# Exercise prompt:
Every line below that holds the string "studenti" should be copied out.

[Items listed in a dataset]
# # #

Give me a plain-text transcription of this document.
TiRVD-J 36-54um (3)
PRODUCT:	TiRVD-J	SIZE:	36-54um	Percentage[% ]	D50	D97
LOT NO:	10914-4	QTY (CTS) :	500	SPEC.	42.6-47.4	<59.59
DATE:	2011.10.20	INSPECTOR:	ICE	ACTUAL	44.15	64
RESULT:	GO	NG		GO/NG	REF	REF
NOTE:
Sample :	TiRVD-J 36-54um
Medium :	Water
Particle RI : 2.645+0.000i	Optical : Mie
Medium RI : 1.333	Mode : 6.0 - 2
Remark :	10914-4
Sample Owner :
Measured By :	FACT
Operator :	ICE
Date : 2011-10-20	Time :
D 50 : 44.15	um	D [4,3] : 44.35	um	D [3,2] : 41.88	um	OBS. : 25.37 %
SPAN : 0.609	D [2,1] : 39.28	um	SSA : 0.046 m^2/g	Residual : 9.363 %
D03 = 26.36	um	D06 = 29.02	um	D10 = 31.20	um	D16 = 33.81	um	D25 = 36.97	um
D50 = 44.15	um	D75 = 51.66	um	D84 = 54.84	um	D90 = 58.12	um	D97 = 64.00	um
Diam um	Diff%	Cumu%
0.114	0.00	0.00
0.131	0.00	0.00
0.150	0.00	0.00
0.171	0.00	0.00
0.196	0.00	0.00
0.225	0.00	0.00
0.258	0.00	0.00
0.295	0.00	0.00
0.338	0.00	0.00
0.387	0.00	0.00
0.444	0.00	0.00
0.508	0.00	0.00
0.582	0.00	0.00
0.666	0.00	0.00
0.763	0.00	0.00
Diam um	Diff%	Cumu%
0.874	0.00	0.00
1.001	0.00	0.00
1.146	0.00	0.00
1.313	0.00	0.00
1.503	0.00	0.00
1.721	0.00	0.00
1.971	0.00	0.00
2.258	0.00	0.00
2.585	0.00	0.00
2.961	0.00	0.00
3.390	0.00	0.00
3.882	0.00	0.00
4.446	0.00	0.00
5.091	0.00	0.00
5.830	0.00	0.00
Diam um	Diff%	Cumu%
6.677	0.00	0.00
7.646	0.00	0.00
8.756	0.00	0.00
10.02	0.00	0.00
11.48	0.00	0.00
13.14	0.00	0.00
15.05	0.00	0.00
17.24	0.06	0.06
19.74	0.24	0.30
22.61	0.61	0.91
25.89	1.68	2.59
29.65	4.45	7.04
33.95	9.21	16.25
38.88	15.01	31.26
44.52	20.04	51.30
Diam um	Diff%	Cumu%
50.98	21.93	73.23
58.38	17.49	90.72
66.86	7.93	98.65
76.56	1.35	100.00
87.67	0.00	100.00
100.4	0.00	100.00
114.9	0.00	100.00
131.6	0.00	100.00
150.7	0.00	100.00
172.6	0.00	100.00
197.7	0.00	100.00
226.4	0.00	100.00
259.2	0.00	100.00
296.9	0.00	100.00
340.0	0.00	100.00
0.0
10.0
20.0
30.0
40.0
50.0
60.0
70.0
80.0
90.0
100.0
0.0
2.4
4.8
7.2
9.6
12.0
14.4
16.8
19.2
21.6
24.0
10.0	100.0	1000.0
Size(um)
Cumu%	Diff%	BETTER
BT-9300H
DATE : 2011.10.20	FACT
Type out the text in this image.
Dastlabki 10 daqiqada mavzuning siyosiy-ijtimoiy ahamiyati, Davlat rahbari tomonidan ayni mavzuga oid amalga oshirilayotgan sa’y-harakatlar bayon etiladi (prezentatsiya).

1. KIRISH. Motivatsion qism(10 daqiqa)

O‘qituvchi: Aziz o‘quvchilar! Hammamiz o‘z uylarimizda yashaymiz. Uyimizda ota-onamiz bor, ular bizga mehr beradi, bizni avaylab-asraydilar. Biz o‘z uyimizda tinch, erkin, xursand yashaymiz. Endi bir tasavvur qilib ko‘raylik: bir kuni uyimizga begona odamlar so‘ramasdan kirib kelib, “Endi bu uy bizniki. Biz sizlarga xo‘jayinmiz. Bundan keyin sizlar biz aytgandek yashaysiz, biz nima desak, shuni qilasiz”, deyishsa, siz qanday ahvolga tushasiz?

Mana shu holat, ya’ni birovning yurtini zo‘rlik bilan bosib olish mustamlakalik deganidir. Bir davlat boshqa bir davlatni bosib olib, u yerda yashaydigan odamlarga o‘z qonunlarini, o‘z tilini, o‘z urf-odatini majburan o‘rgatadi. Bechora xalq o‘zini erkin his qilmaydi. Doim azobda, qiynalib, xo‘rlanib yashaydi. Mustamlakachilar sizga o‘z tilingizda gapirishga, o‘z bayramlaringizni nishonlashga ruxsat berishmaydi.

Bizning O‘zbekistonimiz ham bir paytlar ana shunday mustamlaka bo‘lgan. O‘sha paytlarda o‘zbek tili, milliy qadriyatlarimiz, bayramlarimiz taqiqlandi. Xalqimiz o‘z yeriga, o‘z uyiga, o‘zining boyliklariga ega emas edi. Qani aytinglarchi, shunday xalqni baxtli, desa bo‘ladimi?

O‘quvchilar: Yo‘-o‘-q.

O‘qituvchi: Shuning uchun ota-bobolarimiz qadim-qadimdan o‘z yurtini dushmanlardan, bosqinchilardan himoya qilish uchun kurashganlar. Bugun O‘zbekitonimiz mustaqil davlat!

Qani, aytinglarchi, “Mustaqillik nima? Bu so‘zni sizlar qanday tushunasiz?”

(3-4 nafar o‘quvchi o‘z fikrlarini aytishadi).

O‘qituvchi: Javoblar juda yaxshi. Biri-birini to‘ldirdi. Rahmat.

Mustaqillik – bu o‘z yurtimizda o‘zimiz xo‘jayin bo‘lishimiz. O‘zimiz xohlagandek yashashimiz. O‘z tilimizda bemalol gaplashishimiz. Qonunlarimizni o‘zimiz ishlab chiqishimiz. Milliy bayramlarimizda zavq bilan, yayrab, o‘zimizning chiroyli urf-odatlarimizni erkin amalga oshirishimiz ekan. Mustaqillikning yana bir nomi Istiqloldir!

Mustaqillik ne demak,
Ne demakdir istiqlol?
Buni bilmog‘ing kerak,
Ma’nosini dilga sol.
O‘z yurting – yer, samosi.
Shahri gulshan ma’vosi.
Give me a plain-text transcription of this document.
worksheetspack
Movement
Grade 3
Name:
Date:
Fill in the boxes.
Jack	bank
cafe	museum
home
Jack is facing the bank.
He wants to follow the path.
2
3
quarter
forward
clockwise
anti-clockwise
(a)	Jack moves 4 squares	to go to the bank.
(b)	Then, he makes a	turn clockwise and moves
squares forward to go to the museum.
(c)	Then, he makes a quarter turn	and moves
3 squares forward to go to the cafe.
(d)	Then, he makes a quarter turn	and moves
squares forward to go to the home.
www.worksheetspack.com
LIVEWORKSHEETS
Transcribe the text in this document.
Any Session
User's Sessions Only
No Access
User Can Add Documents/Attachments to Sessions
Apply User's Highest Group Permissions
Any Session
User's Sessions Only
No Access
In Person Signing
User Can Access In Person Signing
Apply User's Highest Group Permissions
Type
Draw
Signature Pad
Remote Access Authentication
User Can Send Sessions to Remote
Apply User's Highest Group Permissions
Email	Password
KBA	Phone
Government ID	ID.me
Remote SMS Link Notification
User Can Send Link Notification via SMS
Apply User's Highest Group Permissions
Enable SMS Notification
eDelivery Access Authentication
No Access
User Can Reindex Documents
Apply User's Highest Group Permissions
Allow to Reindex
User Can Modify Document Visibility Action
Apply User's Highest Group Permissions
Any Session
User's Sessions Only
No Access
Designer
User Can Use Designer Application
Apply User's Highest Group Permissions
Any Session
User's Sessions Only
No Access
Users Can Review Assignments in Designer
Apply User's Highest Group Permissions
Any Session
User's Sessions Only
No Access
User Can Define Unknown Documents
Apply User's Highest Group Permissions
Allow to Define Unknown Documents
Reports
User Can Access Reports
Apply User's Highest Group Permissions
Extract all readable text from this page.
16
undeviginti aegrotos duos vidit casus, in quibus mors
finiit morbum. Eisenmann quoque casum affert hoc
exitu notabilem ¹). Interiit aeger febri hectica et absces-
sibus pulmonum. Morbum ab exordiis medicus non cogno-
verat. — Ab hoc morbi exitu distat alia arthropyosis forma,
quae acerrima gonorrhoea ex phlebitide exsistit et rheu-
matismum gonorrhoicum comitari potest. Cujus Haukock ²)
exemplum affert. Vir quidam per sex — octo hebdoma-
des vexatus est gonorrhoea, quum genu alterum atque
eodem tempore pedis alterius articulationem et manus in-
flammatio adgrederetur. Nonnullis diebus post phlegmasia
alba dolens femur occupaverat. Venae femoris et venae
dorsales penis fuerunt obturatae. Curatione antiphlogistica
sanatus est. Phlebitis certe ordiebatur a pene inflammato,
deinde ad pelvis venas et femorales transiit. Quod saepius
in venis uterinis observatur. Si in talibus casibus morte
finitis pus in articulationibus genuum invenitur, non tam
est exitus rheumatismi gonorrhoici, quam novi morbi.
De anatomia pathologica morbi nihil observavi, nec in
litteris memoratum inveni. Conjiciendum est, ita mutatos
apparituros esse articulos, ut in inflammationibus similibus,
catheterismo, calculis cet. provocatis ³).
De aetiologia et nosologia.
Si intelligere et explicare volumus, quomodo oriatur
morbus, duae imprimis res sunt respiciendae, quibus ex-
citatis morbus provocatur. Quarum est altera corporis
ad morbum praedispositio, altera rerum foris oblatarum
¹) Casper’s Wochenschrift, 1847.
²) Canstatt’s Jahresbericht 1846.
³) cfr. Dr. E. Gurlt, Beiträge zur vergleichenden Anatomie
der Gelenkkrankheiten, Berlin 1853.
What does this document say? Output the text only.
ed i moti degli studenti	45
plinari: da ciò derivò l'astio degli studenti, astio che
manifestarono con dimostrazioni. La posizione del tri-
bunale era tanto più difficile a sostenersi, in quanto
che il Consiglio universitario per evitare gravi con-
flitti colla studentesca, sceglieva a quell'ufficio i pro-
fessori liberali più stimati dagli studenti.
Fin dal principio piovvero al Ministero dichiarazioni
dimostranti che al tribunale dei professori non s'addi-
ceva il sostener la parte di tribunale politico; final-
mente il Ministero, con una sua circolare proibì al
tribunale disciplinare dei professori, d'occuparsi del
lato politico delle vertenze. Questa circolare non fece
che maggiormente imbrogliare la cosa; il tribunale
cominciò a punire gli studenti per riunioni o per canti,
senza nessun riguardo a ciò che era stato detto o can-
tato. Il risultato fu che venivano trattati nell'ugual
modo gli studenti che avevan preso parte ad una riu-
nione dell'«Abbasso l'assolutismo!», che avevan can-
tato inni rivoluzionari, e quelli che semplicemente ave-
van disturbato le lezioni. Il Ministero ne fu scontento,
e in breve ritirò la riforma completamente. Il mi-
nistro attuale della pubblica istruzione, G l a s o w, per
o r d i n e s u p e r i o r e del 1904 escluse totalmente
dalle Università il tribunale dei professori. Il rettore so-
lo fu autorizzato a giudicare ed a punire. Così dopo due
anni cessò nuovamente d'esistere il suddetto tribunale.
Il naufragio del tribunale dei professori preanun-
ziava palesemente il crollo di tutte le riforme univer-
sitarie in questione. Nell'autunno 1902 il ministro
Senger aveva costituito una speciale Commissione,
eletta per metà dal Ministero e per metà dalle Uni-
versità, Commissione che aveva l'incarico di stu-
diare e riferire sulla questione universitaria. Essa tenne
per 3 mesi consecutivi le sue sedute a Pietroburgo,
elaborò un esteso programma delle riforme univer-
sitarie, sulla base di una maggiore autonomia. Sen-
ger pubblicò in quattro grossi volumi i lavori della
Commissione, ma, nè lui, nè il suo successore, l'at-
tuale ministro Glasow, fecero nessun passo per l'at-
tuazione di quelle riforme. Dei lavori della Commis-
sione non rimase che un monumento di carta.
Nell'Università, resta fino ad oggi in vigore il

# # #

# Solution for this task:
ed i moti degli studenti	45
plinari: da ciò derivò l'astio degli studenti, astio che
fessori liberali più stimati dagli studenti.
cominciò a punire gli studenti per riunioni o per canti,
modo gli studenti che avevan preso parte ad una riu-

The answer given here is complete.